• _Description of the task_: The records should be repeated word for word, pictures excluded.

• _Rows from a dataset_:
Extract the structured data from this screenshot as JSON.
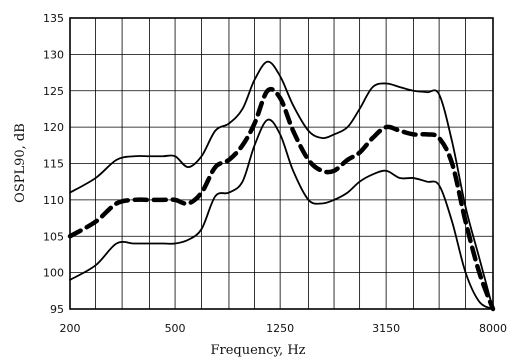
{
  "chart_data": {
    "type": "line",
    "title": "",
    "xlabel": "Frequency, Hz",
    "ylabel": "OSPL90, dB",
    "x_scale": "log",
    "xlim": [
      200,
      8000
    ],
    "ylim": [
      95,
      135
    ],
    "grid": true,
    "x_ticks": [
      "200",
      "500",
      "1250",
      "3150",
      "8000"
    ],
    "y_ticks": [
      "95",
      "100",
      "105",
      "110",
      "115",
      "120",
      "125",
      "130",
      "135"
    ],
    "series": [
      {
        "style": "solid",
        "x": [
          200,
          250,
          300,
          350,
          400,
          450,
          500,
          560,
          630,
          710,
          800,
          900,
          1000,
          1120,
          1250,
          1400,
          1600,
          1800,
          2000,
          2250,
          2500,
          2800,
          3150,
          3550,
          4000,
          4500,
          5000,
          5600,
          6300,
          7100,
          8000
        ],
        "values": [
          111,
          113,
          115.5,
          116,
          116,
          116,
          116,
          114.5,
          116,
          119.5,
          120.5,
          122.5,
          126.5,
          129,
          127,
          123,
          119.5,
          118.5,
          119,
          120,
          122.5,
          125.5,
          126,
          125.5,
          125,
          124.8,
          124.5,
          118,
          109,
          102,
          95
        ]
      },
      {
        "style": "dashed",
        "x": [
          200,
          250,
          300,
          350,
          400,
          450,
          500,
          560,
          630,
          710,
          800,
          900,
          1000,
          1120,
          1250,
          1400,
          1600,
          1800,
          2000,
          2250,
          2500,
          2800,
          3150,
          3550,
          4000,
          4500,
          5000,
          5600,
          6300,
          7100,
          8000
        ],
        "values": [
          105,
          107,
          109.5,
          110,
          110,
          110,
          110,
          109.5,
          111,
          114.5,
          115.5,
          117.5,
          120.5,
          125,
          124,
          119.5,
          115.5,
          114,
          114,
          115.5,
          116.5,
          118.5,
          120,
          119.5,
          119,
          119,
          118.5,
          115,
          107,
          100,
          95
        ]
      },
      {
        "style": "solid",
        "x": [
          200,
          250,
          300,
          350,
          400,
          450,
          500,
          560,
          630,
          710,
          800,
          900,
          1000,
          1120,
          1250,
          1400,
          1600,
          1800,
          2000,
          2250,
          2500,
          2800,
          3150,
          3550,
          4000,
          4500,
          5000,
          5600,
          6300,
          7100,
          8000
        ],
        "values": [
          99,
          101,
          104,
          104,
          104,
          104,
          104,
          104.5,
          106,
          110.5,
          111,
          112.5,
          117.5,
          121,
          119,
          114,
          110,
          109.5,
          110,
          111,
          112.5,
          113.5,
          114,
          113,
          113,
          112.5,
          112,
          107,
          100,
          96,
          95
        ]
      }
    ]
  }
}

• _Task output_:
Extract the structured data from this screenshot as JSON.
{
  "chart_data": {
    "type": "line",
    "title": "",
    "xlabel": "Frequency, Hz",
    "ylabel": "OSPL90, dB",
    "x_scale": "log",
    "xlim": [
      200,
      8000
    ],
    "ylim": [
      95,
      135
    ],
    "grid": true,
    "x_ticks": [
      "200",
      "500",
      "1250",
      "3150",
      "8000"
    ],
    "y_ticks": [
      "95",
      "100",
      "105",
      "110",
      "115",
      "120",
      "125",
      "130",
      "135"
    ],
    "series": [
      {
        "style": "solid",
        "x": [
          200,
          250,
          300,
          350,
          400,
          450,
          500,
          560,
          630,
          710,
          800,
          900,
          1000,
          1120,
          1250,
          1400,
          1600,
          1800,
          2000,
          2250,
          2500,
          2800,
          3150,
          3550,
          4000,
          4500,
          5000,
          5600,
          6300,
          7100,
          8000
        ],
        "values": [
          111,
          113,
          115.5,
          116,
          116,
          116,
          116,
          114.5,
          116,
          119.5,
          120.5,
          122.5,
          126.5,
          129,
          127,
          123,
          119.5,
          118.5,
          119,
          120,
          122.5,
          125.5,
          126,
          125.5,
          125,
          124.8,
          124.5,
          118,
          109,
          102,
          95
        ]
      },
      {
        "style": "dashed",
        "x": [
          200,
          250,
          300,
          350,
          400,
          450,
          500,
          560,
          630,
          710,
          800,
          900,
          1000,
          1120,
          1250,
          1400,
          1600,
          1800,
          2000,
          2250,
          2500,
          2800,
          3150,
          3550,
          4000,
          4500,
          5000,
          5600,
          6300,
          7100,
          8000
        ],
        "values": [
          105,
          107,
          109.5,
          110,
          110,
          110,
          110,
          109.5,
          111,
          114.5,
          115.5,
          117.5,
          120.5,
          125,
          124,
          119.5,
          115.5,
          114,
          114,
          115.5,
          116.5,
          118.5,
          120,
          119.5,
          119,
          119,
          118.5,
          115,
          107,
          100,
          95
        ]
      },
      {
        "style": "solid",
        "x": [
          200,
          250,
          300,
          350,
          400,
          450,
          500,
          560,
          630,
          710,
          800,
          900,
          1000,
          1120,
          1250,
          1400,
          1600,
          1800,
          2000,
          2250,
          2500,
          2800,
          3150,
          3550,
          4000,
          4500,
          5000,
          5600,
          6300,
          7100,
          8000
        ],
        "values": [
          99,
          101,
          104,
          104,
          104,
          104,
          104,
          104.5,
          106,
          110.5,
          111,
          112.5,
          117.5,
          121,
          119,
          114,
          110,
          109.5,
          110,
          111,
          112.5,
          113.5,
          114,
          113,
          113,
          112.5,
          112,
          107,
          100,
          96,
          95
        ]
      }
    ]
  }
}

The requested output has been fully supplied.